## GOAL
Would you transcribe the listing that follows, character for character, and omit its images?

[Data entries]
-=-=-=-=-
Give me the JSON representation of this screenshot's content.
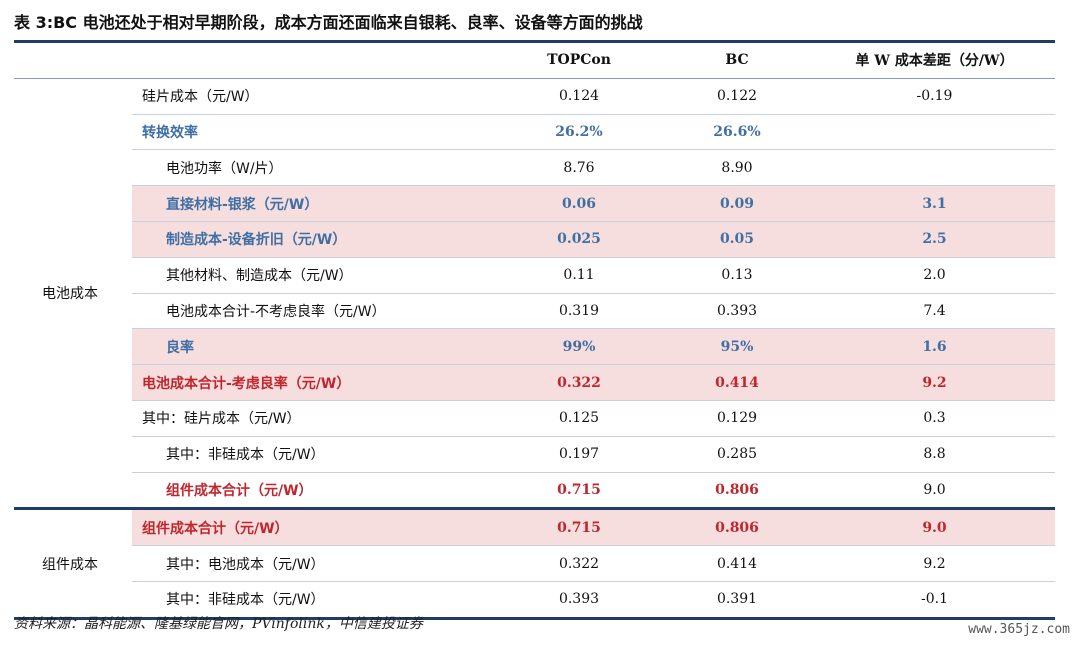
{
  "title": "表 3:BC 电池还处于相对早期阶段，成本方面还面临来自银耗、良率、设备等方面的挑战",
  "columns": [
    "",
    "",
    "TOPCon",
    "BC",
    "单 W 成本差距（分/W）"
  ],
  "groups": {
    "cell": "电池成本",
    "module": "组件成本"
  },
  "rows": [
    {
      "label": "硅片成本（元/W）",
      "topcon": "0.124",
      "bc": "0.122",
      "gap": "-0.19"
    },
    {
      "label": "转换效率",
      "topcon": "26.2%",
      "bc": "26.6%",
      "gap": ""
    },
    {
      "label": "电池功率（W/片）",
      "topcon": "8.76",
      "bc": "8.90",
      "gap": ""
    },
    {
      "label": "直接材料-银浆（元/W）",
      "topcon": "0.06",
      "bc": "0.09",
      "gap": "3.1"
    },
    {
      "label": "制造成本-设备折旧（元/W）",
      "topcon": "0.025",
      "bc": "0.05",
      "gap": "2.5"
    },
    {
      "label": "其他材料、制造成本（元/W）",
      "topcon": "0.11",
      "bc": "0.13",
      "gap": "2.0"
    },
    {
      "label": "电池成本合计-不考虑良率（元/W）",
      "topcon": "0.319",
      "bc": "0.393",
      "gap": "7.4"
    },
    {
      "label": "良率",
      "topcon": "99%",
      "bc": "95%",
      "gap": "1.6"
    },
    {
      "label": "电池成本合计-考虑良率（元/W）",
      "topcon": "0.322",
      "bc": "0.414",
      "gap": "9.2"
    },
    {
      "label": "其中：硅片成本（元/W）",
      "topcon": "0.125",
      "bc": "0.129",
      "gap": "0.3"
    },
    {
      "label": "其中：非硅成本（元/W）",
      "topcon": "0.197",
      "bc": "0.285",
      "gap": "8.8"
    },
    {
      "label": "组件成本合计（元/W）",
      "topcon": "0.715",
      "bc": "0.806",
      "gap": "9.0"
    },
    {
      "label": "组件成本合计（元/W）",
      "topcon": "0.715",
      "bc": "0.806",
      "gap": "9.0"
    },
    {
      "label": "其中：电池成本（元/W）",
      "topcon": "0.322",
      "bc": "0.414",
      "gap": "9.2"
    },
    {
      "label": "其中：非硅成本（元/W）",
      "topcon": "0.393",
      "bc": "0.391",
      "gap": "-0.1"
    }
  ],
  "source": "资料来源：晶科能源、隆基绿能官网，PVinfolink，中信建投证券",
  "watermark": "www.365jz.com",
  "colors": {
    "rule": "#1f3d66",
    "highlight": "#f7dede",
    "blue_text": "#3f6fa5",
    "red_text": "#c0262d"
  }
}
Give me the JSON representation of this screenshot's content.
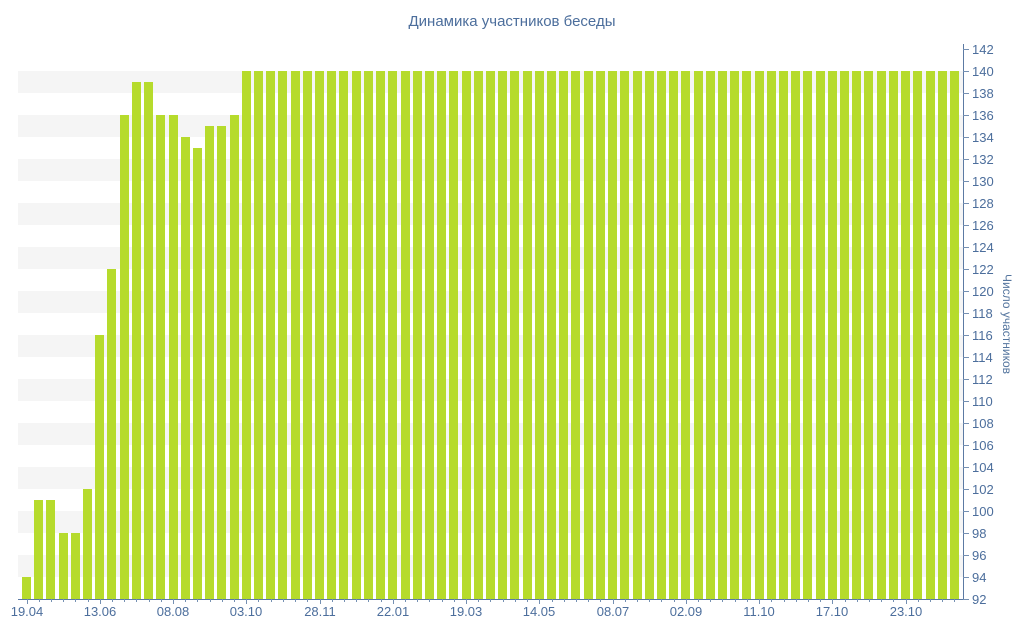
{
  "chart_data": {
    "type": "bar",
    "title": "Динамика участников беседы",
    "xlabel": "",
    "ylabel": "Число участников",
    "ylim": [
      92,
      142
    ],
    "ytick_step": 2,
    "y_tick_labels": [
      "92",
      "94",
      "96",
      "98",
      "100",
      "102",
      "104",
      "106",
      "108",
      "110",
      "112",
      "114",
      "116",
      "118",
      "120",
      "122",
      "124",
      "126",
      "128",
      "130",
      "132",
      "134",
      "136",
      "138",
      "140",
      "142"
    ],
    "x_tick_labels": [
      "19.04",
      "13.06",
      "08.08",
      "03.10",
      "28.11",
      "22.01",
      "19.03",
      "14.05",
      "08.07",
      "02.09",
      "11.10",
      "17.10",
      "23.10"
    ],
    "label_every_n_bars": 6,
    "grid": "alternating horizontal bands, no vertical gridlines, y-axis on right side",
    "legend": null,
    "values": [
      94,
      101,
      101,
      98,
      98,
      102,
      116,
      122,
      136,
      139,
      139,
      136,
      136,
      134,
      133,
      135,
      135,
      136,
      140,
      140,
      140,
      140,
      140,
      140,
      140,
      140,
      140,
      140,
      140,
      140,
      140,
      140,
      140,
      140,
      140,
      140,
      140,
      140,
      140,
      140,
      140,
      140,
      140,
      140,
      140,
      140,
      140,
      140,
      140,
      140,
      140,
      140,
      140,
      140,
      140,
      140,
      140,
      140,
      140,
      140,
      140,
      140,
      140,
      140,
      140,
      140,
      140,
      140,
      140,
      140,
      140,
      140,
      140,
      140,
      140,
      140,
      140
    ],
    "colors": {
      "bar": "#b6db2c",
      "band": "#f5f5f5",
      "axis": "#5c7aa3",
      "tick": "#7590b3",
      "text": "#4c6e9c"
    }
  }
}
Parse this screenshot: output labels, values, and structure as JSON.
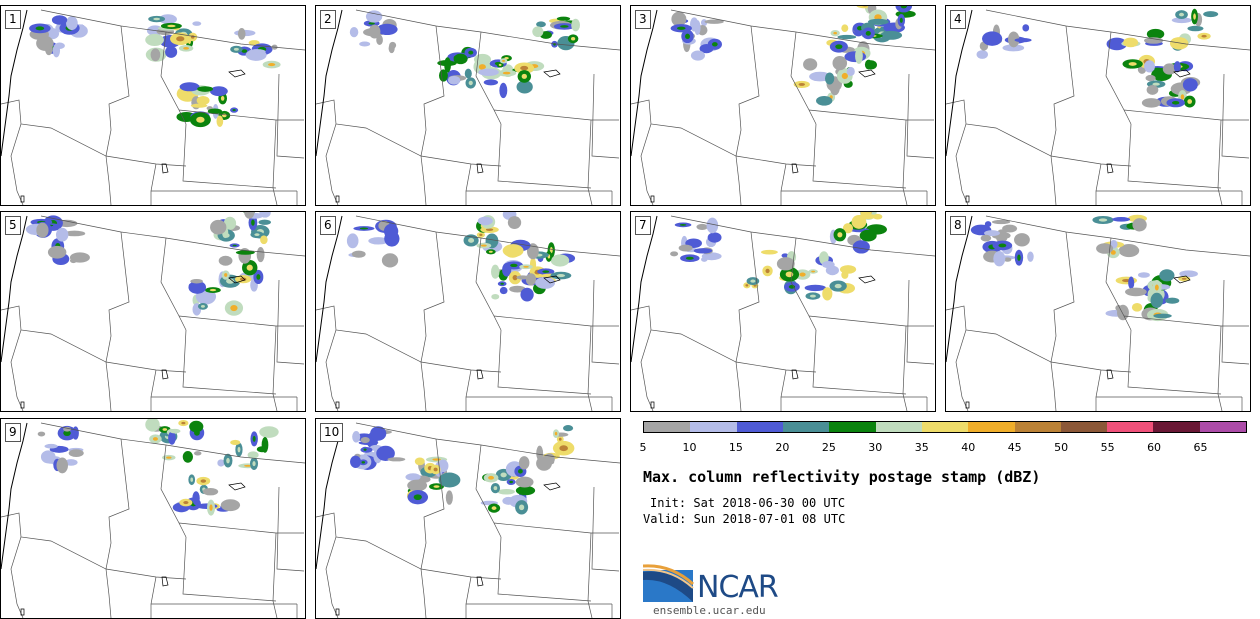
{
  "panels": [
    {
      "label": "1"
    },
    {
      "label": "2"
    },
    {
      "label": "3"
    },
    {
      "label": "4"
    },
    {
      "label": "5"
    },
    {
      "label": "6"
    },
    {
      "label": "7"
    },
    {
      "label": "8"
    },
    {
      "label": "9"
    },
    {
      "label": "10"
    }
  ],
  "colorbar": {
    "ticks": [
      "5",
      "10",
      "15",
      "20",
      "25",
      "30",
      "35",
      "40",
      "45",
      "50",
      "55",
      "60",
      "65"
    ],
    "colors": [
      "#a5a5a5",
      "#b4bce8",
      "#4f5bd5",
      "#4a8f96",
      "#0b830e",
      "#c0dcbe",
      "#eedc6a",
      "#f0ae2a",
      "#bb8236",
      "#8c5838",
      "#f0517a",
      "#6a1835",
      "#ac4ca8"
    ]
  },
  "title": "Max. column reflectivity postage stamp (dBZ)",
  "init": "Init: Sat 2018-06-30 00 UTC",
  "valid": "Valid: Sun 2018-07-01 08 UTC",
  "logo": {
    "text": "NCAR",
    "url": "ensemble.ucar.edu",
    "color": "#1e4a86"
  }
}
-=-=-=-=-
## COMPLETE RESPONSE
Give me the JSON representation of this screenshot's content.
{
  "title": "表 3:BC 电池还处于相对早期阶段，成本方面还面临来自银耗、良率、设备等方面的挑战",
  "columns": [
    "",
    "",
    "TOPCon",
    "BC",
    "单 W 成本差距（分/W）"
  ],
  "groups": {
    "cell": "电池成本",
    "module": "组件成本"
  },
  "rows": [
    {
      "label": "硅片成本（元/W）",
      "topcon": "0.124",
      "bc": "0.122",
      "gap": "-0.19"
    },
    {
      "label": "转换效率",
      "topcon": "26.2%",
      "bc": "26.6%",
      "gap": ""
    },
    {
      "label": "电池功率（W/片）",
      "topcon": "8.76",
      "bc": "8.90",
      "gap": ""
    },
    {
      "label": "直接材料-银浆（元/W）",
      "topcon": "0.06",
      "bc": "0.09",
      "gap": "3.1"
    },
    {
      "label": "制造成本-设备折旧（元/W）",
      "topcon": "0.025",
      "bc": "0.05",
      "gap": "2.5"
    },
    {
      "label": "其他材料、制造成本（元/W）",
      "topcon": "0.11",
      "bc": "0.13",
      "gap": "2.0"
    },
    {
      "label": "电池成本合计-不考虑良率（元/W）",
      "topcon": "0.319",
      "bc": "0.393",
      "gap": "7.4"
    },
    {
      "label": "良率",
      "topcon": "99%",
      "bc": "95%",
      "gap": "1.6"
    },
    {
      "label": "电池成本合计-考虑良率（元/W）",
      "topcon": "0.322",
      "bc": "0.414",
      "gap": "9.2"
    },
    {
      "label": "其中：硅片成本（元/W）",
      "topcon": "0.125",
      "bc": "0.129",
      "gap": "0.3"
    },
    {
      "label": "其中：非硅成本（元/W）",
      "topcon": "0.197",
      "bc": "0.285",
      "gap": "8.8"
    },
    {
      "label": "组件成本合计（元/W）",
      "topcon": "0.715",
      "bc": "0.806",
      "gap": "9.0"
    },
    {
      "label": "组件成本合计（元/W）",
      "topcon": "0.715",
      "bc": "0.806",
      "gap": "9.0"
    },
    {
      "label": "其中：电池成本（元/W）",
      "topcon": "0.322",
      "bc": "0.414",
      "gap": "9.2"
    },
    {
      "label": "其中：非硅成本（元/W）",
      "topcon": "0.393",
      "bc": "0.391",
      "gap": "-0.1"
    }
  ],
  "source": "资料来源：晶科能源、隆基绿能官网，PVinfolink，中信建投证券",
  "watermark": "www.365jz.com",
  "colors": {
    "rule": "#1f3d66",
    "highlight": "#f7dede",
    "blue_text": "#3f6fa5",
    "red_text": "#c0262d"
  }
}
Give me the JSON representation of this screenshot's content.
{
  "chart_data": {
    "type": "bar",
    "title": "Динамика участников беседы",
    "xlabel": "",
    "ylabel": "Число участников",
    "ylim": [
      92,
      142
    ],
    "ytick_step": 2,
    "y_tick_labels": [
      "92",
      "94",
      "96",
      "98",
      "100",
      "102",
      "104",
      "106",
      "108",
      "110",
      "112",
      "114",
      "116",
      "118",
      "120",
      "122",
      "124",
      "126",
      "128",
      "130",
      "132",
      "134",
      "136",
      "138",
      "140",
      "142"
    ],
    "x_tick_labels": [
      "19.04",
      "13.06",
      "08.08",
      "03.10",
      "28.11",
      "22.01",
      "19.03",
      "14.05",
      "08.07",
      "02.09",
      "11.10",
      "17.10",
      "23.10"
    ],
    "label_every_n_bars": 6,
    "grid": "alternating horizontal bands, no vertical gridlines, y-axis on right side",
    "legend": null,
    "values": [
      94,
      101,
      101,
      98,
      98,
      102,
      116,
      122,
      136,
      139,
      139,
      136,
      136,
      134,
      133,
      135,
      135,
      136,
      140,
      140,
      140,
      140,
      140,
      140,
      140,
      140,
      140,
      140,
      140,
      140,
      140,
      140,
      140,
      140,
      140,
      140,
      140,
      140,
      140,
      140,
      140,
      140,
      140,
      140,
      140,
      140,
      140,
      140,
      140,
      140,
      140,
      140,
      140,
      140,
      140,
      140,
      140,
      140,
      140,
      140,
      140,
      140,
      140,
      140,
      140,
      140,
      140,
      140,
      140,
      140,
      140,
      140,
      140,
      140,
      140,
      140,
      140
    ],
    "colors": {
      "bar": "#b6db2c",
      "band": "#f5f5f5",
      "axis": "#5c7aa3",
      "tick": "#7590b3",
      "text": "#4c6e9c"
    }
  }
}
Parse this screenshot: output labels, values, and structure as JSON.
{
  "panels": [
    {
      "label": "1"
    },
    {
      "label": "2"
    },
    {
      "label": "3"
    },
    {
      "label": "4"
    },
    {
      "label": "5"
    },
    {
      "label": "6"
    },
    {
      "label": "7"
    },
    {
      "label": "8"
    },
    {
      "label": "9"
    },
    {
      "label": "10"
    }
  ],
  "colorbar": {
    "ticks": [
      "5",
      "10",
      "15",
      "20",
      "25",
      "30",
      "35",
      "40",
      "45",
      "50",
      "55",
      "60",
      "65"
    ],
    "colors": [
      "#a5a5a5",
      "#b4bce8",
      "#4f5bd5",
      "#4a8f96",
      "#0b830e",
      "#c0dcbe",
      "#eedc6a",
      "#f0ae2a",
      "#bb8236",
      "#8c5838",
      "#f0517a",
      "#6a1835",
      "#ac4ca8"
    ]
  },
  "title": "Max. column reflectivity postage stamp (dBZ)",
  "init": "Init: Sat 2018-06-30 00 UTC",
  "valid": "Valid: Sun 2018-07-01 08 UTC",
  "logo": {
    "text": "NCAR",
    "url": "ensemble.ucar.edu",
    "color": "#1e4a86"
  }
}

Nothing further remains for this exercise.